Stated task:
Count how many lines in the material below hold the word "kontrahenta"; the reply is that number alone.

Data excerpts:

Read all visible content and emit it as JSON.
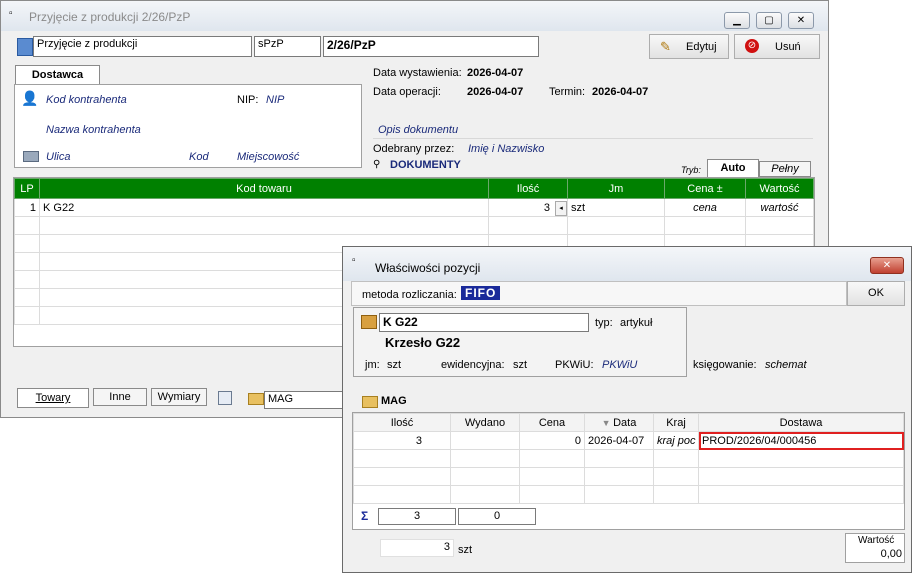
{
  "main_window": {
    "title": "Przyjęcie z produkcji 2/26/PzP",
    "doc_type": "Przyjęcie z produkcji",
    "doc_symbol": "sPzP",
    "doc_number": "2/26/PzP",
    "edit_label": "Edytuj",
    "delete_label": "Usuń",
    "supplier_tab": "Dostawca",
    "supplier_code": "Kod kontrahenta",
    "nip_label": "NIP:",
    "nip_value": "NIP",
    "supplier_name": "Nazwa kontrahenta",
    "street": "Ulica",
    "postal": "Kod",
    "city": "Miejscowość",
    "issue_date_label": "Data wystawienia:",
    "issue_date": "2026-04-07",
    "op_date_label": "Data operacji:",
    "op_date": "2026-04-07",
    "term_label": "Termin:",
    "term_date": "2026-04-07",
    "desc": "Opis dokumentu",
    "received_label": "Odebrany przez:",
    "received_value": "Imię i Nazwisko",
    "documents": "DOKUMENTY",
    "mode_label": "Tryb:",
    "mode_auto": "Auto",
    "mode_full": "Pełny",
    "grid_headers": [
      "LP",
      "Kod towaru",
      "Ilość",
      "Jm",
      "Cena ±",
      "Wartość"
    ],
    "grid_rows": [
      {
        "lp": "1",
        "code": "K G22",
        "qty": "3",
        "unit": "szt",
        "price": "cena",
        "value": "wartość"
      }
    ],
    "bottom_tabs": [
      "Towary",
      "Inne",
      "Wymiary"
    ],
    "warehouse": "MAG"
  },
  "dialog": {
    "title": "Właściwości pozycji",
    "method_label": "metoda rozliczania:",
    "method_value": "FIFO",
    "ok_label": "OK",
    "item_code": "K G22",
    "type_label": "typ:",
    "type_value": "artykuł",
    "item_name": "Krzesło G22",
    "jm_label": "jm:",
    "jm_value": "szt",
    "evid_label": "ewidencyjna:",
    "evid_value": "szt",
    "pkwiu_label": "PKWiU:",
    "pkwiu_value": "PKWiU",
    "booking_label": "księgowanie:",
    "booking_value": "schemat",
    "warehouse": "MAG",
    "headers": [
      "Ilość",
      "Wydano",
      "Cena",
      "Data",
      "Kraj",
      "Dostawa"
    ],
    "rows": [
      {
        "qty": "3",
        "issued": "",
        "price": "0",
        "date": "2026-04-07",
        "country": "kraj poc",
        "delivery": "PROD/2026/04/000456"
      }
    ],
    "sum_symbol": "Σ",
    "sum_qty": "3",
    "sum_issued": "0",
    "footer_qty": "3",
    "footer_unit": "szt",
    "value_label": "Wartość",
    "value": "0,00"
  }
}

Written response:
2